Text excerpt:
--- --- ---
Annotated Sample Session

Here is a sample session taken from the log files of an experimental Z39.50 Version 2 server at the NLM. In it a client application running on a host named myhost.Berkeley.EDU requests a simple search for the term "heart" as a Subject in the MEDLINE database, for which the server produces a result set of 7927 records. The client then requests delivery of record number 5555 from the result set.

The actual communication between server and client is encoded in the BER binary format. What appears below is an annotated translation of a binary log of a Z39.50 session, as produced by a pretty-printer utility.

Note:
Client requests below are marked by lines beginning with C:
Server requests and actions are marked by lines beginning with S:
Lines beginning with -> are descriptive comments

-> Server senses an incoming TCP connection
S:Association with myhost.Berkeley.EDU

-> PDU 1: Client sends an initialization request
C:initRequest = {
-> Client states versions it supports
C:    protocolVersion = {
C:        version-1(0)
C:        version-2(1)
C:    }
C:    options = {
-> Client states facilities & features it would use
C:        search(0)
C:        present(1)
C:        delSet(2)
C:        resourceReport(3)
C:        triggerResourceCtrl(4)
--- --- ---
Dataset extract:
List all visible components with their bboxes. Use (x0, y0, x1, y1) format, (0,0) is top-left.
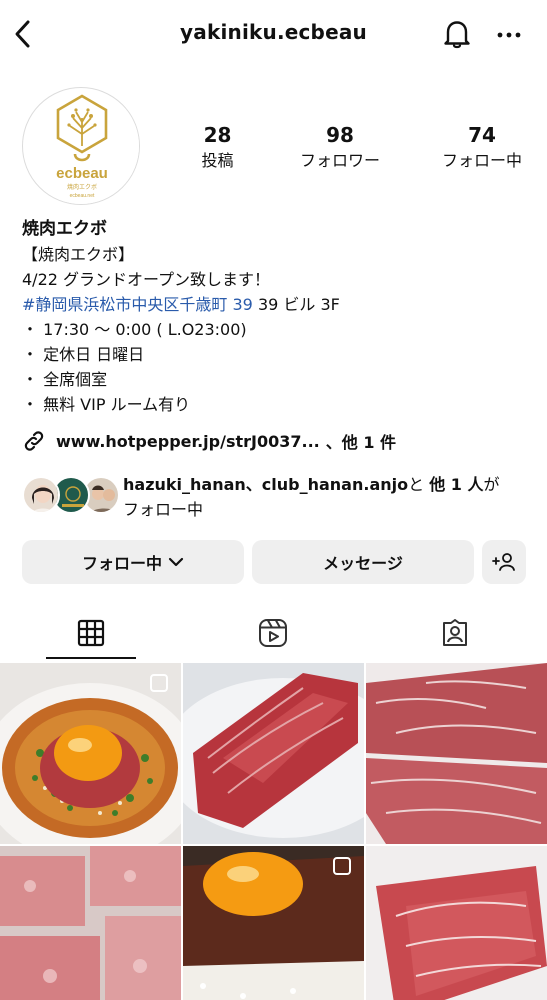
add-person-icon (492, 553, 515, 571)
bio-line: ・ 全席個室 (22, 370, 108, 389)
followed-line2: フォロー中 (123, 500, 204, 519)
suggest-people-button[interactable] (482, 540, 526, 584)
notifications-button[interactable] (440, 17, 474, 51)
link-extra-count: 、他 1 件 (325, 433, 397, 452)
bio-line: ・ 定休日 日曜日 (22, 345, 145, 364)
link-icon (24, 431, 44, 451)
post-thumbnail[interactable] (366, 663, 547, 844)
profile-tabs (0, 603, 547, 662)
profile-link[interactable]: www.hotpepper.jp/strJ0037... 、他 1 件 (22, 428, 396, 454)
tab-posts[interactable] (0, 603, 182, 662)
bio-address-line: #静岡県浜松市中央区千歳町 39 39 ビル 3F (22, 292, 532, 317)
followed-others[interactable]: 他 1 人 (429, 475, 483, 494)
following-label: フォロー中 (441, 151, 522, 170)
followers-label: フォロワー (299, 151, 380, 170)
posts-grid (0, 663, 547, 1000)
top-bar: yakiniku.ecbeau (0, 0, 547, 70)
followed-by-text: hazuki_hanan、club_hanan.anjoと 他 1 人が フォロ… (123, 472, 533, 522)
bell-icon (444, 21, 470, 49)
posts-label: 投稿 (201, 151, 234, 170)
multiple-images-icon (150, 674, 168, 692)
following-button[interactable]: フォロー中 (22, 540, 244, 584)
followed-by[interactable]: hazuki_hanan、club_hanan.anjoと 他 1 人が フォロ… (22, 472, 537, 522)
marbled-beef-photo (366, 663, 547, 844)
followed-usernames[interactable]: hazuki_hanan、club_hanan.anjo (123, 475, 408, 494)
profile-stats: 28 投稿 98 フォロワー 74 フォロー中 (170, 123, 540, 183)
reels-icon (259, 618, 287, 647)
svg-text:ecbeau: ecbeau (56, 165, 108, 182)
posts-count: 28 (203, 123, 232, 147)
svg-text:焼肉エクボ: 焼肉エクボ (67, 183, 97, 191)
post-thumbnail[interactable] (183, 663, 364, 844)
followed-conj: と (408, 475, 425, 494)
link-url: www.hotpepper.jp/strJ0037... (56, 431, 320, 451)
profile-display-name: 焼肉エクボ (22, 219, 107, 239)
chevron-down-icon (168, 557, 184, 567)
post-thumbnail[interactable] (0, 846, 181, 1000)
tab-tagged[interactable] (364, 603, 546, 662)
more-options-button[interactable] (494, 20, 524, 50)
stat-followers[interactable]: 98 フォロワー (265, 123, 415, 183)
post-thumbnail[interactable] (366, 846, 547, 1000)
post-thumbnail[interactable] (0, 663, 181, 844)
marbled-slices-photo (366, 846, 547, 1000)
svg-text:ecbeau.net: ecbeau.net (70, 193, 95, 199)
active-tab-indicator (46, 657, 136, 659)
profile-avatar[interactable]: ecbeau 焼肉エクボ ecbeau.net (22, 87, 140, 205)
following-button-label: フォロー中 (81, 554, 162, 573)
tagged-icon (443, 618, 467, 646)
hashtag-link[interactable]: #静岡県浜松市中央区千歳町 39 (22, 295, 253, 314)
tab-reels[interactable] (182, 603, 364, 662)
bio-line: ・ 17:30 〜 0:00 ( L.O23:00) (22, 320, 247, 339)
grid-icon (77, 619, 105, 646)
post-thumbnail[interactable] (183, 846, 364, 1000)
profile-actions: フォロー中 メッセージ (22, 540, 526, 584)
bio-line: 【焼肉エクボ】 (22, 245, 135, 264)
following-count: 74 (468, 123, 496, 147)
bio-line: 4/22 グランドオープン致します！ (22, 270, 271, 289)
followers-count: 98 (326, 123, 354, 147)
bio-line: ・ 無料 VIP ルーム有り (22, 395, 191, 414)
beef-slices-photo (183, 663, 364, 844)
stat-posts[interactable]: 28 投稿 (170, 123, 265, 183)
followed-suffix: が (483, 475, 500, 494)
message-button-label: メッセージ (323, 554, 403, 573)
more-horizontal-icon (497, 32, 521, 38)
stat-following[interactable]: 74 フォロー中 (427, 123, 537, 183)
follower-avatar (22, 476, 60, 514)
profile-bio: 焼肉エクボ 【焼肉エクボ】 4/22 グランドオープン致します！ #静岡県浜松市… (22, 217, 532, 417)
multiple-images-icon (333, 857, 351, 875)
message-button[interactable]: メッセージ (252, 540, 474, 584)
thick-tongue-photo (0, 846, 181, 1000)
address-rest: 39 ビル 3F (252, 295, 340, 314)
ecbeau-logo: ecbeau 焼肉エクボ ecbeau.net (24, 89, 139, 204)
--- --- ---
Exercise directions:
Continue the annotated Z39.50 sample session from its last line, following the same conventions for client lines, server lines, and descriptive comments.

Exercise answer:
C:        resourceCtrl(5)
C:        accessCtrl(6)
C:    }
-> Client proposes some buffer sizes
C:    preferredMessageSize = 4096
C:    exceptionalRecordSize = 8192
-> Client software announces its identity
C:    implementationId = "1991"
C:    implementationName = "UCB Info Client"
C:    implementationVersion = "0.2"
C:}

-> PDU 2: Server responds to initialization request
-> Server states versions it supports
S:initResponse = {
S:    protocolVersion = {
S:        version-1(0)
S:        version-2(1)
S:    }
-> Server states features it supports
S:    options = {
S:        search(0)
S:        present(1)
S:        delSet(2)
S:    }
-> Server agrees with buffer sizes (the server always has the last word)
S:    preferredMessageSize = 4096
S:    exceptionalRecordSize = 8192
-> Z39.50 (not TCP) session "accepted"
S:    result = true
-> Server software announces its identity
S:    implementationId = "1994"
S:    implementationName = "NLM MEDLARS Server"
S:    implementationVersion = "0.3"
-> Server sends information that client may optionally display
S:    userInformationField = {
S:        data = "
S:Welcome to the NLM Z39.50 server (beta)
S:
S:"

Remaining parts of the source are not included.